[A run of records]
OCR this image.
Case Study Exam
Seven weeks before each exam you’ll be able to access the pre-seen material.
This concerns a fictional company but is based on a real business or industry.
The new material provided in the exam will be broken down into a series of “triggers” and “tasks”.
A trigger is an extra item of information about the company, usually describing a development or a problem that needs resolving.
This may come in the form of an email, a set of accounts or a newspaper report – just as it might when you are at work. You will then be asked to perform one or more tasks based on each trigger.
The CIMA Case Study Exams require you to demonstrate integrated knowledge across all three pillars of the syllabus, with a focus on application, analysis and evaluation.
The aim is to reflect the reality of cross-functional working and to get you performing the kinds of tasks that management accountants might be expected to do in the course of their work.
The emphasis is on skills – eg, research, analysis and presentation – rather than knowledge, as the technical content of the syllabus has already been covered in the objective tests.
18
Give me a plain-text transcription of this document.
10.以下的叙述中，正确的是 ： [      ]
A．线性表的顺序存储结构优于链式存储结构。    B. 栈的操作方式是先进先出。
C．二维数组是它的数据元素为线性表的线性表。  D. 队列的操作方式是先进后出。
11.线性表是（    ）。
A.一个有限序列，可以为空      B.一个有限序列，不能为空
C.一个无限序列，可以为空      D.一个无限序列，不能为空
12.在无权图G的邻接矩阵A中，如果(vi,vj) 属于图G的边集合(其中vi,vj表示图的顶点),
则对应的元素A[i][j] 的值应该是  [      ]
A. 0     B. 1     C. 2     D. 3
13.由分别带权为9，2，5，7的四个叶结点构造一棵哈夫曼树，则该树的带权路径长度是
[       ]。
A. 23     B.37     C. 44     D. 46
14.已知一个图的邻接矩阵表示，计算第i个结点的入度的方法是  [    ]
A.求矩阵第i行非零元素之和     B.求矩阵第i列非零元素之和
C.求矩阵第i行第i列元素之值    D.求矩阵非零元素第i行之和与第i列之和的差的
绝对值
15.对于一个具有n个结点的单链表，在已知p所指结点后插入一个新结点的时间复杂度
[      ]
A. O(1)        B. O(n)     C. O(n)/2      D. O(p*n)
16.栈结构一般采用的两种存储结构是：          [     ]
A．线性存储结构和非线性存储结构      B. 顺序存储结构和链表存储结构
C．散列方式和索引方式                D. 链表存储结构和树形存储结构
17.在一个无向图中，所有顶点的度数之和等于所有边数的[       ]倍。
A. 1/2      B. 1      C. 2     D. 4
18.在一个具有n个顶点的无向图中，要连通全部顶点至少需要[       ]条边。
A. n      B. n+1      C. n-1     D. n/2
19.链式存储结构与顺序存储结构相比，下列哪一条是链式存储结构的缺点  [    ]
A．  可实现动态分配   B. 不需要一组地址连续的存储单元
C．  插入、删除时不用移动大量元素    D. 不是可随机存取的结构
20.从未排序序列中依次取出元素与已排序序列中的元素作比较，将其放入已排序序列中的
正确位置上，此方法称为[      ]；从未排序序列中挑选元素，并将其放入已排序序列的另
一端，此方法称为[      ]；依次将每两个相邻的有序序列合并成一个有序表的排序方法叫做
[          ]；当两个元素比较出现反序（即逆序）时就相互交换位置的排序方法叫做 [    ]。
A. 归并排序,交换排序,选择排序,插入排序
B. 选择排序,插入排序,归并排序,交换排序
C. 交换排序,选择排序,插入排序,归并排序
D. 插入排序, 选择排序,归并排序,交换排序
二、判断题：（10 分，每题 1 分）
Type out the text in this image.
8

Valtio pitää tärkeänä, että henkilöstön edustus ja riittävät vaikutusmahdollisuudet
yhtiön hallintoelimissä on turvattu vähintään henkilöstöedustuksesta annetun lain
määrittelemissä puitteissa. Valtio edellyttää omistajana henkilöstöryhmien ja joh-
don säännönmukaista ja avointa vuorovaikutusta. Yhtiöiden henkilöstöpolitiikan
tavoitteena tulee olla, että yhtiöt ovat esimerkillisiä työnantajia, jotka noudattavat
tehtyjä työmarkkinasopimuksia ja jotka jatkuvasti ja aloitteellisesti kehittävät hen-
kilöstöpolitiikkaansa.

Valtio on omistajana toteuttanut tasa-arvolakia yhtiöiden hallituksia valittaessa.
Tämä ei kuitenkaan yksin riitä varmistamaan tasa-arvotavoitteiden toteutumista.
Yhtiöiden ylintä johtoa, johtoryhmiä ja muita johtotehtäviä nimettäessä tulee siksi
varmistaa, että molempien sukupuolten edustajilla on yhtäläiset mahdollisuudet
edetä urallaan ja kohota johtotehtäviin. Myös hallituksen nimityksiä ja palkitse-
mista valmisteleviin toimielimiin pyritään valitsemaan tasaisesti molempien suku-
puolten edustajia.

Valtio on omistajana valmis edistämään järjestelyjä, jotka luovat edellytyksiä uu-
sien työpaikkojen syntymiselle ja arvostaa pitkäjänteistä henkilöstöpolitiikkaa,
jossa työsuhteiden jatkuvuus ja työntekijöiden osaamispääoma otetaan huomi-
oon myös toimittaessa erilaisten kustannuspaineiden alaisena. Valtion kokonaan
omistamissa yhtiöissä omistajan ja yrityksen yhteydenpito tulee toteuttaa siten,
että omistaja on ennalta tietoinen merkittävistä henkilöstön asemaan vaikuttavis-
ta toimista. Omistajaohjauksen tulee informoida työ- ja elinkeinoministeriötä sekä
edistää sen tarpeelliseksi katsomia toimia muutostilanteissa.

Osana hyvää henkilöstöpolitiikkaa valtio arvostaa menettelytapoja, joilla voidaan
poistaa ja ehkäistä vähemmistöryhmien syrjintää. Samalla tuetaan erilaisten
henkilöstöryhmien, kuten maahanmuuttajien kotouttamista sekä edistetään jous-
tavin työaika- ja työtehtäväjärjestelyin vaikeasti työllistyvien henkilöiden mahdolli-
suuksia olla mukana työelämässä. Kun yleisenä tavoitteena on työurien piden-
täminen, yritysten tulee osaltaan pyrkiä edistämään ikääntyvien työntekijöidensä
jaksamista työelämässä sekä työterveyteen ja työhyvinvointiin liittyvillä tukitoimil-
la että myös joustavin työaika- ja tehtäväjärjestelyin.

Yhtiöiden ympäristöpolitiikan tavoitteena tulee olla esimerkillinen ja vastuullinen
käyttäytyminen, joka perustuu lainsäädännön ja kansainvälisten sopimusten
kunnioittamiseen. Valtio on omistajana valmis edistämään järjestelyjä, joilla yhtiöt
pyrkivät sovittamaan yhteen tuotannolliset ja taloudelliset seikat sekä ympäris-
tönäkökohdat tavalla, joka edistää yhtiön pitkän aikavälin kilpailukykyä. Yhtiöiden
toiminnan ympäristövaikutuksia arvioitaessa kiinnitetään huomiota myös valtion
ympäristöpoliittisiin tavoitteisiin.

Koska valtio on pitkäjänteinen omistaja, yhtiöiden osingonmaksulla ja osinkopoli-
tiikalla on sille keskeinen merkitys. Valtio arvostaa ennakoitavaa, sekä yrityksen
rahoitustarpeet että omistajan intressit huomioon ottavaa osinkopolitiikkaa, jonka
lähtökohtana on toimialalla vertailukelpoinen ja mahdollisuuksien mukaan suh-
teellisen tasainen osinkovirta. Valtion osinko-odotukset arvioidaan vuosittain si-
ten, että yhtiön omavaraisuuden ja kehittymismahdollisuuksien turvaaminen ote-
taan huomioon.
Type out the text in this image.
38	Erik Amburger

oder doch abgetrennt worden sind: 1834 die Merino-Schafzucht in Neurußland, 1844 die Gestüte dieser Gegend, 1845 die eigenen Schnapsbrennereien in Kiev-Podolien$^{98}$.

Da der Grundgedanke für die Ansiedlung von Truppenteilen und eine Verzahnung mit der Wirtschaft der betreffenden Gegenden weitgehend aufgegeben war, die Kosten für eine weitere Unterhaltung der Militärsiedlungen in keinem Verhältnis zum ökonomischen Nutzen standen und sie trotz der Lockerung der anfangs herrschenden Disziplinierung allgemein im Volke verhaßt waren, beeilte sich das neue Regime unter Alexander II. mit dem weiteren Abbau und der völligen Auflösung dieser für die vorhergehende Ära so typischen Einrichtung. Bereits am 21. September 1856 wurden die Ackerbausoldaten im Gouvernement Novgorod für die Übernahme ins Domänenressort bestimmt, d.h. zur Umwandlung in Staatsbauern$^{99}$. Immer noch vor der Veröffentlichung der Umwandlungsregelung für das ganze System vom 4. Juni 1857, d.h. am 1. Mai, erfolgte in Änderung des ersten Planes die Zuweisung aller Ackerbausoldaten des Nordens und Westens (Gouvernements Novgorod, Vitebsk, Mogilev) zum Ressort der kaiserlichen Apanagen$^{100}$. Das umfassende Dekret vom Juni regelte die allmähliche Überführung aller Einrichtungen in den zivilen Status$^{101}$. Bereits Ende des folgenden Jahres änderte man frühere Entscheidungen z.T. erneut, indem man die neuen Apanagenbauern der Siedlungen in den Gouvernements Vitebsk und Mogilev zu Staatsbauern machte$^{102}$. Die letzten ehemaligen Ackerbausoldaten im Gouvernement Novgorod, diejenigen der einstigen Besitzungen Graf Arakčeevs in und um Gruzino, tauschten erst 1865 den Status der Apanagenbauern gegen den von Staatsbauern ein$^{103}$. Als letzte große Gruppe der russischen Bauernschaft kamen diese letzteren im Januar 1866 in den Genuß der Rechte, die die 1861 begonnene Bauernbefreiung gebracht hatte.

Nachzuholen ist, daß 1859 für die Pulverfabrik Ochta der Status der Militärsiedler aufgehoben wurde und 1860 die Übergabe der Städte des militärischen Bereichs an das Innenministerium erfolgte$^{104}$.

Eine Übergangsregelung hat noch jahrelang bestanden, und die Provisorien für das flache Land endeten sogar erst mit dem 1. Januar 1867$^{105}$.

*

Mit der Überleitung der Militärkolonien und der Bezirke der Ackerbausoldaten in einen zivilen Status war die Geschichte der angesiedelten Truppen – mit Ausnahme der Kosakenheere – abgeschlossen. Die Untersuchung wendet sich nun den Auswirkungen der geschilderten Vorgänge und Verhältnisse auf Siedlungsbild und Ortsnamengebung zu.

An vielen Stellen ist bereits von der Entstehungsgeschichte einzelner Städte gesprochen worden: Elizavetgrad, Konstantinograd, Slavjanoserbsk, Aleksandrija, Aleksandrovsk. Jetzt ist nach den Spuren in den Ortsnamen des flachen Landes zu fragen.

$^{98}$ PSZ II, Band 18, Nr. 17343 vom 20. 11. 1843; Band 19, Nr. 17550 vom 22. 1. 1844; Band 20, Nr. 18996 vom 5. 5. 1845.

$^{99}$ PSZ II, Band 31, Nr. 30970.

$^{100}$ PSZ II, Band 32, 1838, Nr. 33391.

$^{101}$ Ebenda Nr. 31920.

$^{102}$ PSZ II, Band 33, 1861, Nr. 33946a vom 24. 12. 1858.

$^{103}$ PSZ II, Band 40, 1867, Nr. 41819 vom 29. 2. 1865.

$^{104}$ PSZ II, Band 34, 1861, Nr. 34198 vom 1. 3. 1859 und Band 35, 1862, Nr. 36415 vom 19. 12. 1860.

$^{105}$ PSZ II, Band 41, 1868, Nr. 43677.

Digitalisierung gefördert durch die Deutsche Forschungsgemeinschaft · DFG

**What you are asked to do**
Search the entries for "worden" and copy out each line that has it.

**In response**
oder doch abgetrennt worden sind: 1834 die Merino-Schafzucht in Neurußland, 1844 die Gestüte dieser Gegend, 1845 die eigenen Schnapsbrennereien in Kiev-Podolien$^{98}$.
An vielen Stellen ist bereits von der Entstehungsgeschichte einzelner Städte gesprochen worden: Elizavetgrad, Konstantinograd, Slavjanoserbsk, Aleksandrija, Aleksandrovsk. Jetzt ist nach den Spuren in den Ortsnamen des flachen Landes zu fragen.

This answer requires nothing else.